## DIRECTIONS FOR THIS TASK
Gather every line in the entries below that contains the word "toolbar".

[Element placement data]
--------------------------------------------------

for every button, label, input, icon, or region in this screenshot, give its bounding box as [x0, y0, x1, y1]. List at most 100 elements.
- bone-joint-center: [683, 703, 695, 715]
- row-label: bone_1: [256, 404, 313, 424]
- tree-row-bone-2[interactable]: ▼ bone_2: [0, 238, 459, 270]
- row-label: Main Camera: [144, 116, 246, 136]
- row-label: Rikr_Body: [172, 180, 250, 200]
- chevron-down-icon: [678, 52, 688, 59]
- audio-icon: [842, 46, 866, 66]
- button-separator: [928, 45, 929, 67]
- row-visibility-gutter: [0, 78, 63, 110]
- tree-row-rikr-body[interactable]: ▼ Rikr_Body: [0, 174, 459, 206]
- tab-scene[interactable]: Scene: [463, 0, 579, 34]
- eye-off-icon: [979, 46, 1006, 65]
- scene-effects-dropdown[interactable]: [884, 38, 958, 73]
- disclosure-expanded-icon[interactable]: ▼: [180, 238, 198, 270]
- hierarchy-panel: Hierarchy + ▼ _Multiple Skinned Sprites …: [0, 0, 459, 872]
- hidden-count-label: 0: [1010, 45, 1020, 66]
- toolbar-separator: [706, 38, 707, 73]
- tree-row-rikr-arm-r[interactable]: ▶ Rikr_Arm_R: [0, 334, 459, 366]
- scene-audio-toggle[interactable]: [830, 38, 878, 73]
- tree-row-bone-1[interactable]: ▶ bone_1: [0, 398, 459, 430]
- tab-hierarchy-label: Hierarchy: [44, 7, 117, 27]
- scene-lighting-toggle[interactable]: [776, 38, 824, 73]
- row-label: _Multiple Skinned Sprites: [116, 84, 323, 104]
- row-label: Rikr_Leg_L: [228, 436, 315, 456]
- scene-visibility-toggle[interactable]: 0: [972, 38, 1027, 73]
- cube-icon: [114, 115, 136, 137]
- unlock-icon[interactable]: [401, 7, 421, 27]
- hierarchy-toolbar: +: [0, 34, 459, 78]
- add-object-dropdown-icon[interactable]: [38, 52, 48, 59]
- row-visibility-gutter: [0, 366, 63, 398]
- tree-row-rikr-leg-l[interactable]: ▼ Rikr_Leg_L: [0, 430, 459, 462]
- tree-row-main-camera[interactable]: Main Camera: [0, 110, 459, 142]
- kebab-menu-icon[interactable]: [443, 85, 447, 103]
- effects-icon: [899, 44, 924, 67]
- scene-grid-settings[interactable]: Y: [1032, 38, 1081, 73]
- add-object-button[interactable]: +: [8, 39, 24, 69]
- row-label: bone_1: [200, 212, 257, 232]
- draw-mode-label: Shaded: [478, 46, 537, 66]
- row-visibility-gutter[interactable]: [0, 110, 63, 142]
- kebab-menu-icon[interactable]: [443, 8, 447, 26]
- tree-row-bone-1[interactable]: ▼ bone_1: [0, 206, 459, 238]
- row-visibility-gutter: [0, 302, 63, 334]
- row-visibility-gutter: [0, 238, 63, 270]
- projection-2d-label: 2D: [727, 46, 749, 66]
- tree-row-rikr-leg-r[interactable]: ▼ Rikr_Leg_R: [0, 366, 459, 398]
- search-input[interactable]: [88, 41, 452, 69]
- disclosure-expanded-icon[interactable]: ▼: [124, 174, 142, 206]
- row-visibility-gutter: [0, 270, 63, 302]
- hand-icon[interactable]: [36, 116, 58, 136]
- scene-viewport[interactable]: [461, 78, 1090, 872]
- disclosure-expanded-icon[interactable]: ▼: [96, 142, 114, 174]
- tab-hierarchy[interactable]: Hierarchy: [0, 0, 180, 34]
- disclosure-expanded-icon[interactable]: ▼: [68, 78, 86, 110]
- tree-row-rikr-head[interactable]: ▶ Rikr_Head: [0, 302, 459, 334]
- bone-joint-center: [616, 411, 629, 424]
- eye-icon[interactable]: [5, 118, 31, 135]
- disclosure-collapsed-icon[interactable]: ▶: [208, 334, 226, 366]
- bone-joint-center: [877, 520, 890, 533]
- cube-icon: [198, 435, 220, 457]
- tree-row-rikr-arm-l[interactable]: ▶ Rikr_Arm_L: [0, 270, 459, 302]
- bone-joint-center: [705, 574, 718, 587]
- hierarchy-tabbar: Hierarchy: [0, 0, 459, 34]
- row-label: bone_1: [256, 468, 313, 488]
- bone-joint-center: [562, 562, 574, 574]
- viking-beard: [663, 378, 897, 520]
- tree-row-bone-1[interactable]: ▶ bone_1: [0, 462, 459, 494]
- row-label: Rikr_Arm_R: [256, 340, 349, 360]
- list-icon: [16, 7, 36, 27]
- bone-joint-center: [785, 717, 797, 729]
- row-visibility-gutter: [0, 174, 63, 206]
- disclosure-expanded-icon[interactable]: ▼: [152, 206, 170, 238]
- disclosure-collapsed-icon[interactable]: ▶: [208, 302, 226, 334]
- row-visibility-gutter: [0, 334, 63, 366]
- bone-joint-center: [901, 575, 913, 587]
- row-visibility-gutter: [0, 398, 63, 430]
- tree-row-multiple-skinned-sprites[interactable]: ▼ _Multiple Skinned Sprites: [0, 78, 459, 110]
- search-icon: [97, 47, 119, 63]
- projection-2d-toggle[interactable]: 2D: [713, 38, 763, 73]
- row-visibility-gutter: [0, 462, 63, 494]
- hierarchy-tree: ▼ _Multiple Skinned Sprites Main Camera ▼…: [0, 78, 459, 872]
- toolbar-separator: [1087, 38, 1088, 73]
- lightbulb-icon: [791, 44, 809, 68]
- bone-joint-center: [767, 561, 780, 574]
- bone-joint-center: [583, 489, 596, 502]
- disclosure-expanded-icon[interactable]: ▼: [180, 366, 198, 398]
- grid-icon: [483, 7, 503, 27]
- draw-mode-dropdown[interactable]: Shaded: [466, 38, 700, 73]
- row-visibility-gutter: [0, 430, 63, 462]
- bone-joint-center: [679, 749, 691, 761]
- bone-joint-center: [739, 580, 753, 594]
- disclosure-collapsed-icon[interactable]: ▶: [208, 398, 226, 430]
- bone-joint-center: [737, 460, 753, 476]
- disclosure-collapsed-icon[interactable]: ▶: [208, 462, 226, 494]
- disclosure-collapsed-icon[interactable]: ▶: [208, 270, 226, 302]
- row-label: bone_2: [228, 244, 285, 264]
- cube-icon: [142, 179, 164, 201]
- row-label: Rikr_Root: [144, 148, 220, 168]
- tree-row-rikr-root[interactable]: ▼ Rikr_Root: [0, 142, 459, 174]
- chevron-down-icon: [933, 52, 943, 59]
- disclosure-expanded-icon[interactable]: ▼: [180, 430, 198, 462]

--------------------------------------------------

## EXERCISE SOLUTION
- toolbar-separator: [706, 38, 707, 73]
- hierarchy-toolbar: +: [0, 34, 459, 78]
- toolbar-separator: [1087, 38, 1088, 73]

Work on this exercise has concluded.